──────── Selected extract ────────

By Christopher David
The weekend properly arrived for Day 3 of Lollapalooza, bringing with it a wide cross-section of artists on every stage. Kicking things off at the BMI stage (a champion in its own right!) was Meet Me @ the Altar, who have risen quickly through the ranks as one of the strongest up-and-coming pop-punk bands out there. Frontwoman Edith Victoria is a frantic ball of energy, belting out singalong choruses as if she was born to, and the band’s short, punchy set was an early bright spot in the day.
Pop singer Fletcher gave an electric performance on the T-Mobile stage under the hot sun, and her set of no-frills, danceable pop was full of hooks and visual appeal – her new single “Becky’s So Hot” is a rocking banger of a summer tune, and the there was a considerable rock edge to her set that had a little something for both the pop and rock camps; her upcoming album Girl of My Dreams should be one to watch.
Dashboard Confessional’s Chris Carrabba arrived in fine form, leading his six-piece band through a beloved array of hits including “The Sharp Hint of New Tears,” “Saints and Sailors,” and “Vindicated.” Carrabba engaged the crowd only a few songs in, appeasing the diehards from the get-go. “I feel like I’ve been writing the whole setlist so far, what do you all want to hear?” He said with a smile, squinting into the crowd to catch the many titles being shouted. It’s great to see Dashboard so engrained into American rock culture; they were one of the standout bands from their era, and their reputation as a phenomenal live band deeply in touch with their audience remains air-tight if their Saturday set was anything to go on.
Enter one of the biggest crowds of the entire weekend: those gathered to see Wallows, the Los Angeles quartet who utterly owned Saturday afternoon from the T-Mobile stage. Opening with their single “I Don’t Want to Talk” from new album Tell Me That It’s Over, it was nothing but infectious hooks for a solid hour, with vocalist Dylan Minnette finding his way into the swooning audience pit for a few tunes. Wallows’ sound recalls the mid-2000s era of Brit pop, and they were a perfect, radio-friendly counterpoint to Dashboard’s longing, anthemic rock. What better way to spend an afternoon at your friendly neighborhood music festival?

──────── Given information ────────

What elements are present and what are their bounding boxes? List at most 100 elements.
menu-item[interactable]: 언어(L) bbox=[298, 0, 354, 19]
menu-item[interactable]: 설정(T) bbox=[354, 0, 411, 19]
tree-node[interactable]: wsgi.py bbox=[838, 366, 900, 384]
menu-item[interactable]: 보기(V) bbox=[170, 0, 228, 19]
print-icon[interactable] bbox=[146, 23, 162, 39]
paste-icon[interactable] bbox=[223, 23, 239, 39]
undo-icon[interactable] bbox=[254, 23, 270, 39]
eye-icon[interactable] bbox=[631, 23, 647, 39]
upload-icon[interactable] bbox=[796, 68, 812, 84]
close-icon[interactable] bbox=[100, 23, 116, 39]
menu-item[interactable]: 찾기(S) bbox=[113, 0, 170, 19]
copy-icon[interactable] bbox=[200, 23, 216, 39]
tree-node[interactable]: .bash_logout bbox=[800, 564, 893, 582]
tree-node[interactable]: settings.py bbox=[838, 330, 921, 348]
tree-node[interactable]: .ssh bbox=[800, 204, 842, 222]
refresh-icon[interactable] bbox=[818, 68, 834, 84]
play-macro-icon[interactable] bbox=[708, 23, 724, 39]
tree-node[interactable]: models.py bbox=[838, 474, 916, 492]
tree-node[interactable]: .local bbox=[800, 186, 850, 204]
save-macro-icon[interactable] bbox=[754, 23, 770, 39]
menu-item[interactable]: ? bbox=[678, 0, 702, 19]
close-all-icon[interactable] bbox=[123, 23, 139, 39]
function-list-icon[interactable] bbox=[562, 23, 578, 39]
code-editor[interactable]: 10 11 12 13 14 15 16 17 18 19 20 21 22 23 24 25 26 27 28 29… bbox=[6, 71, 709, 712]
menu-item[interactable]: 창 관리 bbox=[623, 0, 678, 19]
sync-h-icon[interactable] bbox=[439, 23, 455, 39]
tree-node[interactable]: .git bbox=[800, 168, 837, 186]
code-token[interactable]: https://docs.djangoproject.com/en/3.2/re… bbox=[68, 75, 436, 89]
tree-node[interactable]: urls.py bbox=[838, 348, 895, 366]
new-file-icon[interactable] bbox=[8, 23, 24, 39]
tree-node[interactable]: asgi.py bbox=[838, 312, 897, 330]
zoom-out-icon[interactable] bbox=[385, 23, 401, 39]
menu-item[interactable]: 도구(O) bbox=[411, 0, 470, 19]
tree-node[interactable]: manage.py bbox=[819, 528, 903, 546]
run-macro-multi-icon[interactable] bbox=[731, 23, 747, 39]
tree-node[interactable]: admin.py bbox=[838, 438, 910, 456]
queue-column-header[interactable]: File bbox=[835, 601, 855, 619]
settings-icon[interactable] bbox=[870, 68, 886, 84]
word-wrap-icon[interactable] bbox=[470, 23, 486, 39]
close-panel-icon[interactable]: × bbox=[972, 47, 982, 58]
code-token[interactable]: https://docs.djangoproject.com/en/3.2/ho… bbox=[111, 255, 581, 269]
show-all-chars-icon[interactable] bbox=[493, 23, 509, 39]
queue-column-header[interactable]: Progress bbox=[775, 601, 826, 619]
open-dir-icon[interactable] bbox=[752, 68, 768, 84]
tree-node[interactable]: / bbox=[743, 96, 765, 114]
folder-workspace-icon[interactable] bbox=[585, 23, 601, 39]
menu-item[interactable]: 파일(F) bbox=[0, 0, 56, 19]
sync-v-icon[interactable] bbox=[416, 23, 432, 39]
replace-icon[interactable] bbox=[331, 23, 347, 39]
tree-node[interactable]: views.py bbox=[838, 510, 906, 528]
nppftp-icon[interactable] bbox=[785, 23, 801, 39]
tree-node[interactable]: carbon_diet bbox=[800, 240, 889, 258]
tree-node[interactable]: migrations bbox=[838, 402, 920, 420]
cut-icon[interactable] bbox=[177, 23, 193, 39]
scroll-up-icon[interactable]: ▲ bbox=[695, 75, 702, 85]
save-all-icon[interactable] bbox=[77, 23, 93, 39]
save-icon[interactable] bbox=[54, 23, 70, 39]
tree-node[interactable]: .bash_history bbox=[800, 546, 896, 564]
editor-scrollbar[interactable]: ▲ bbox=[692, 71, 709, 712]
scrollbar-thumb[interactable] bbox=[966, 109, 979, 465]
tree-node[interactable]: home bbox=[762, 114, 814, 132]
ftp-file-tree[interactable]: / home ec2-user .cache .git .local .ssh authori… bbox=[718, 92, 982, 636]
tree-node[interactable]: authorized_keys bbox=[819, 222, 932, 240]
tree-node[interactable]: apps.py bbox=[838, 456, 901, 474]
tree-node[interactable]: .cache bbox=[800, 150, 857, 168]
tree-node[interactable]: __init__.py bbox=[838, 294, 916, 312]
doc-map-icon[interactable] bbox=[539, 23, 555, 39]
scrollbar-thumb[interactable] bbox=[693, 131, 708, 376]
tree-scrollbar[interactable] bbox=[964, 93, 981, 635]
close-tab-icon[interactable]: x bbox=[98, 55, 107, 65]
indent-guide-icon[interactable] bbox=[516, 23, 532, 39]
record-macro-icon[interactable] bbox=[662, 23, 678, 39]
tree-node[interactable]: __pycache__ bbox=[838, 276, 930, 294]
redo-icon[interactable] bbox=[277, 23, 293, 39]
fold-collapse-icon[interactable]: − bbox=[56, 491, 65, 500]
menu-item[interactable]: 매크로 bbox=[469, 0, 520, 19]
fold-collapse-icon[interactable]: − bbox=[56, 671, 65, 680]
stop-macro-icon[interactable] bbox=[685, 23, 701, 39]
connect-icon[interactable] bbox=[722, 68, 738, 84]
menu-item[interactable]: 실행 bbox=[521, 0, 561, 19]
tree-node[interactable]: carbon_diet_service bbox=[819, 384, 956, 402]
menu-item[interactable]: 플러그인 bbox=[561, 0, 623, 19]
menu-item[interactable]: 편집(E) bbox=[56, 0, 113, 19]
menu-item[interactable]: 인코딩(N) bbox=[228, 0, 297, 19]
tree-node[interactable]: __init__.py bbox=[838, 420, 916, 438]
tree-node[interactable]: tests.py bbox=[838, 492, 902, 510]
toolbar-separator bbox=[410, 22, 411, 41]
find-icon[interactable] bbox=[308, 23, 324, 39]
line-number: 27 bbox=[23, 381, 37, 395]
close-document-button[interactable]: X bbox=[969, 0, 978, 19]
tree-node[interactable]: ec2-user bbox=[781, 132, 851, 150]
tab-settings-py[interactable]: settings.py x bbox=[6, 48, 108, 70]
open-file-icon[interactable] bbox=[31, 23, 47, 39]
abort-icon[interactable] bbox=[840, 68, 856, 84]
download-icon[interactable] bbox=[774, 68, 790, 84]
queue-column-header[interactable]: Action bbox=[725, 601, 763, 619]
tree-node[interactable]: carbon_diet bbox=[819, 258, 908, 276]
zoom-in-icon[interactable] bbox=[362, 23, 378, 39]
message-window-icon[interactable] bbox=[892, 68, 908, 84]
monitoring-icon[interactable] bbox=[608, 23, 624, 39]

────────

## Exercise objective
Please say whether each statement below agrees with the Lollapalooza Day 3 review, giving yes or no and quoting the words of the review that decide it. (a) Meet Me @ the Altar opened the day's music at the BMI stage. (b) Fletcher performed on the BMI stage. (c) Wallows opened their set with "I Don't Want to Talk."

## Task solution
(a) Yes: "Kicking things off at the BMI stage (a champion in its own right!) was Meet Me @ the Altar"
(b) No: "Pop singer Fletcher gave an electric performance on the T-Mobile stage"
(c) Yes: "Opening with their single “I Don’t Want to Talk” from new album Tell Me That It’s Over"